Transcribe all the entries word for word, but omit the images.

(Stored data entries)
____
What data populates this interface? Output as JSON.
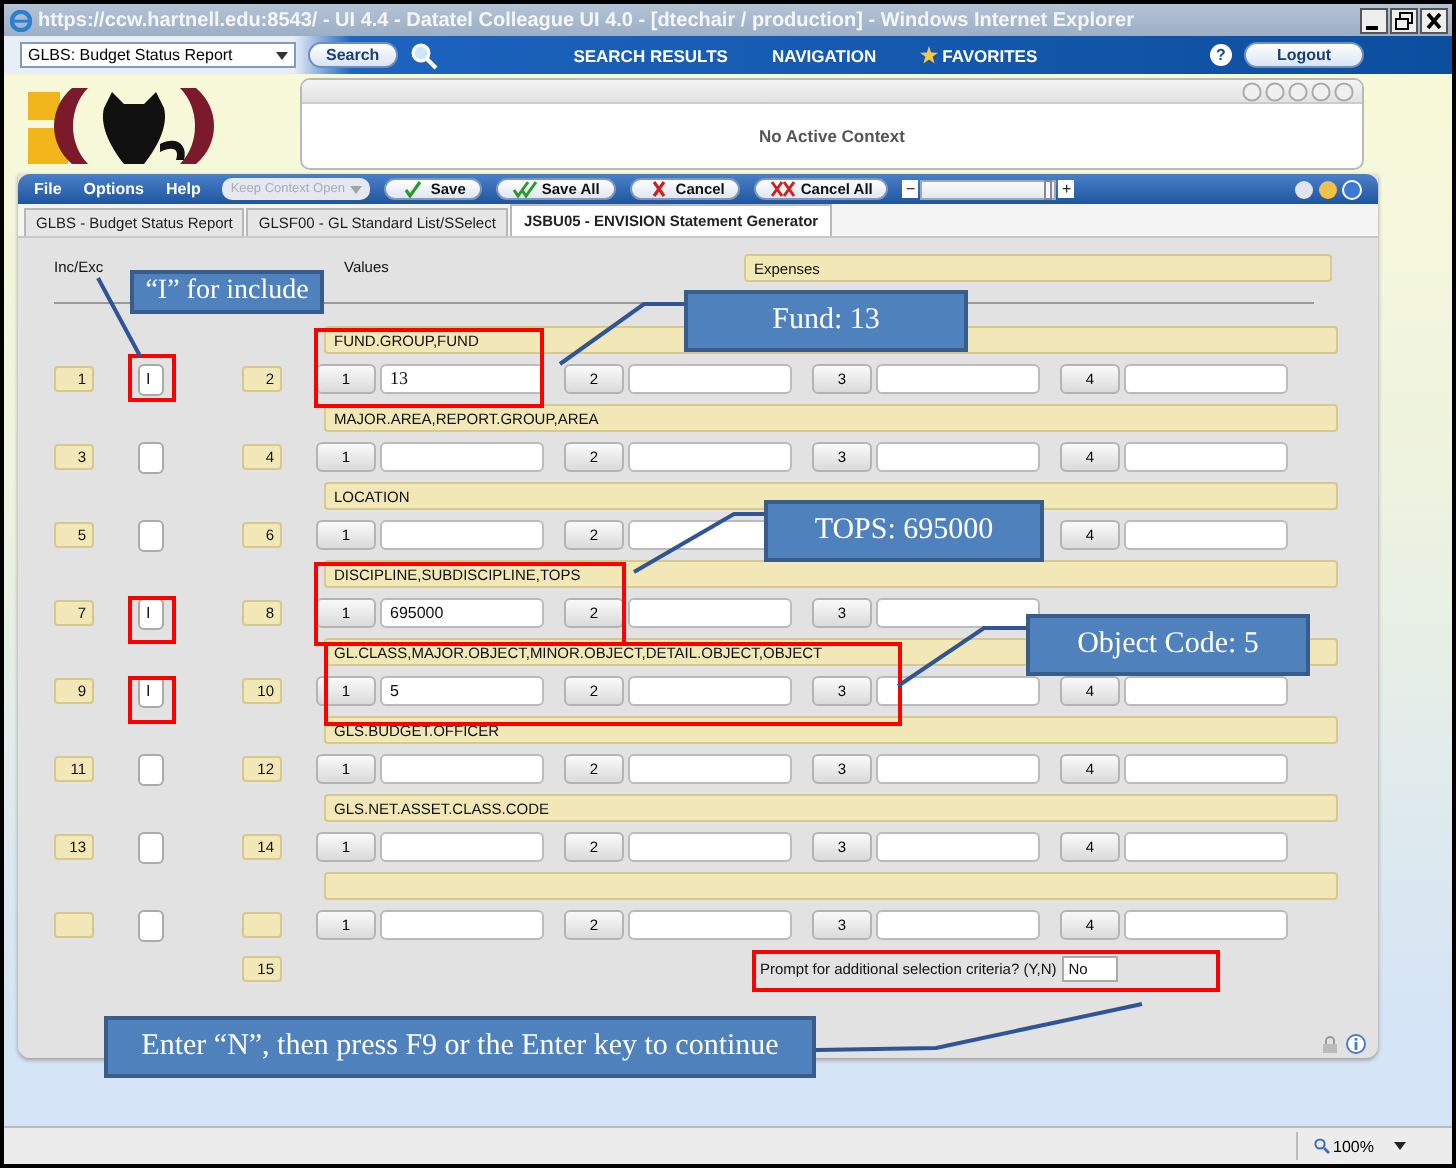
{
  "window": {
    "title": "https://ccw.hartnell.edu:8543/ - UI 4.4 - Datatel Colleague UI 4.0 - [dtechair / production] - Windows Internet Explorer"
  },
  "nav_bar": {
    "context_select": "GLBS: Budget Status Report",
    "search_button": "Search",
    "links": [
      "SEARCH RESULTS",
      "NAVIGATION",
      "FAVORITES"
    ],
    "help": "?",
    "logout": "Logout"
  },
  "context_panel": {
    "message": "No Active Context"
  },
  "menu_bar": {
    "menus": [
      "File",
      "Options",
      "Help"
    ],
    "context_dropdown": {
      "label": "Keep Context Open",
      "disabled": true
    },
    "buttons": [
      {
        "label": "Save",
        "kind": "check"
      },
      {
        "label": "Save All",
        "kind": "double-check"
      },
      {
        "label": "Cancel",
        "kind": "cross"
      },
      {
        "label": "Cancel All",
        "kind": "double-cross"
      }
    ],
    "zoom_slider": {
      "minus": "−",
      "plus": "+",
      "level": 0.95
    }
  },
  "tabs": [
    {
      "label": "GLBS - Budget Status Report",
      "selected": false
    },
    {
      "label": "GLSF00 - GL Standard List/SSelect",
      "selected": false
    },
    {
      "label": "JSBU05 - ENVISION Statement Generator",
      "selected": true
    }
  ],
  "form": {
    "inc_exc_heading": "Inc/Exc",
    "values_heading": "Values",
    "expenses": "Expenses",
    "rows": [
      {
        "number": "1",
        "include": "I",
        "field_number": "2",
        "field": "FUND.GROUP,FUND",
        "values": [
          {
            "button": "1",
            "value": "13"
          },
          {
            "button": "2"
          },
          {
            "button": "3"
          },
          {
            "button": "4"
          }
        ]
      },
      {
        "number": "3",
        "field_number": "4",
        "field": "MAJOR.AREA,REPORT.GROUP,AREA",
        "values": [
          {
            "button": "1"
          },
          {
            "button": "2"
          },
          {
            "button": "3"
          },
          {
            "button": "4"
          }
        ]
      },
      {
        "number": "5",
        "field_number": "6",
        "field": "LOCATION",
        "values": [
          {
            "button": "1"
          },
          {
            "button": "2"
          },
          {
            "kind": "covered"
          },
          {
            "button": "4"
          }
        ]
      },
      {
        "number": "7",
        "include": "I",
        "field_number": "8",
        "field": "DISCIPLINE,SUBDISCIPLINE,TOPS",
        "values": [
          {
            "button": "1",
            "value": "695000"
          },
          {
            "button": "2"
          },
          {
            "button": "3"
          },
          {
            "kind": "covered"
          }
        ]
      },
      {
        "number": "9",
        "include": "I",
        "field_number": "10",
        "field": "GL.CLASS,MAJOR.OBJECT,MINOR.OBJECT,DETAIL.OBJECT,OBJECT",
        "values": [
          {
            "button": "1",
            "value": "5"
          },
          {
            "button": "2"
          },
          {
            "button": "3"
          },
          {
            "button": "4"
          }
        ]
      },
      {
        "number": "11",
        "field_number": "12",
        "field": "GLS.BUDGET.OFFICER",
        "values": [
          {
            "button": "1"
          },
          {
            "button": "2"
          },
          {
            "button": "3"
          },
          {
            "button": "4"
          }
        ]
      },
      {
        "number": "13",
        "field_number": "14",
        "field": "GLS.NET.ASSET.CLASS.CODE",
        "values": [
          {
            "button": "1"
          },
          {
            "button": "2"
          },
          {
            "button": "3"
          },
          {
            "button": "4"
          }
        ]
      },
      {
        "values": [
          {
            "button": "1"
          },
          {
            "button": "2"
          },
          {
            "button": "3"
          },
          {
            "button": "4"
          }
        ]
      }
    ],
    "last_number": "15",
    "prompt": {
      "label": "Prompt for additional selection criteria? (Y,N)",
      "value": "No"
    }
  },
  "callouts": [
    "“I” for include",
    "Fund: 13",
    "TOPS: 695000",
    "Object Code: 5",
    "Enter “N”, then press F9 or the Enter key to continue"
  ],
  "status_bar": {
    "zoom": "100%"
  }
}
____
[Answer to the exercise]
What data populates this interface? Output as JSON.
{
  "window": {
    "title": "https://ccw.hartnell.edu:8543/ - UI 4.4 - Datatel Colleague UI 4.0 - [dtechair / production] - Windows Internet Explorer"
  },
  "nav_bar": {
    "context_select": "GLBS: Budget Status Report",
    "search_button": "Search",
    "links": [
      "SEARCH RESULTS",
      "NAVIGATION",
      "FAVORITES"
    ],
    "help": "?",
    "logout": "Logout"
  },
  "context_panel": {
    "message": "No Active Context"
  },
  "menu_bar": {
    "menus": [
      "File",
      "Options",
      "Help"
    ],
    "context_dropdown": {
      "label": "Keep Context Open",
      "disabled": true
    },
    "buttons": [
      {
        "label": "Save",
        "kind": "check"
      },
      {
        "label": "Save All",
        "kind": "double-check"
      },
      {
        "label": "Cancel",
        "kind": "cross"
      },
      {
        "label": "Cancel All",
        "kind": "double-cross"
      }
    ],
    "zoom_slider": {
      "minus": "−",
      "plus": "+",
      "level": 0.95
    }
  },
  "tabs": [
    {
      "label": "GLBS - Budget Status Report",
      "selected": false
    },
    {
      "label": "GLSF00 - GL Standard List/SSelect",
      "selected": false
    },
    {
      "label": "JSBU05 - ENVISION Statement Generator",
      "selected": true
    }
  ],
  "form": {
    "inc_exc_heading": "Inc/Exc",
    "values_heading": "Values",
    "expenses": "Expenses",
    "rows": [
      {
        "number": "1",
        "include": "I",
        "field_number": "2",
        "field": "FUND.GROUP,FUND",
        "values": [
          {
            "button": "1",
            "value": "13"
          },
          {
            "button": "2"
          },
          {
            "button": "3"
          },
          {
            "button": "4"
          }
        ]
      },
      {
        "number": "3",
        "field_number": "4",
        "field": "MAJOR.AREA,REPORT.GROUP,AREA",
        "values": [
          {
            "button": "1"
          },
          {
            "button": "2"
          },
          {
            "button": "3"
          },
          {
            "button": "4"
          }
        ]
      },
      {
        "number": "5",
        "field_number": "6",
        "field": "LOCATION",
        "values": [
          {
            "button": "1"
          },
          {
            "button": "2"
          },
          {
            "kind": "covered"
          },
          {
            "button": "4"
          }
        ]
      },
      {
        "number": "7",
        "include": "I",
        "field_number": "8",
        "field": "DISCIPLINE,SUBDISCIPLINE,TOPS",
        "values": [
          {
            "button": "1",
            "value": "695000"
          },
          {
            "button": "2"
          },
          {
            "button": "3"
          },
          {
            "kind": "covered"
          }
        ]
      },
      {
        "number": "9",
        "include": "I",
        "field_number": "10",
        "field": "GL.CLASS,MAJOR.OBJECT,MINOR.OBJECT,DETAIL.OBJECT,OBJECT",
        "values": [
          {
            "button": "1",
            "value": "5"
          },
          {
            "button": "2"
          },
          {
            "button": "3"
          },
          {
            "button": "4"
          }
        ]
      },
      {
        "number": "11",
        "field_number": "12",
        "field": "GLS.BUDGET.OFFICER",
        "values": [
          {
            "button": "1"
          },
          {
            "button": "2"
          },
          {
            "button": "3"
          },
          {
            "button": "4"
          }
        ]
      },
      {
        "number": "13",
        "field_number": "14",
        "field": "GLS.NET.ASSET.CLASS.CODE",
        "values": [
          {
            "button": "1"
          },
          {
            "button": "2"
          },
          {
            "button": "3"
          },
          {
            "button": "4"
          }
        ]
      },
      {
        "values": [
          {
            "button": "1"
          },
          {
            "button": "2"
          },
          {
            "button": "3"
          },
          {
            "button": "4"
          }
        ]
      }
    ],
    "last_number": "15",
    "prompt": {
      "label": "Prompt for additional selection criteria? (Y,N)",
      "value": "No"
    }
  },
  "callouts": [
    "“I” for include",
    "Fund: 13",
    "TOPS: 695000",
    "Object Code: 5",
    "Enter “N”, then press F9 or the Enter key to continue"
  ],
  "status_bar": {
    "zoom": "100%"
  }
}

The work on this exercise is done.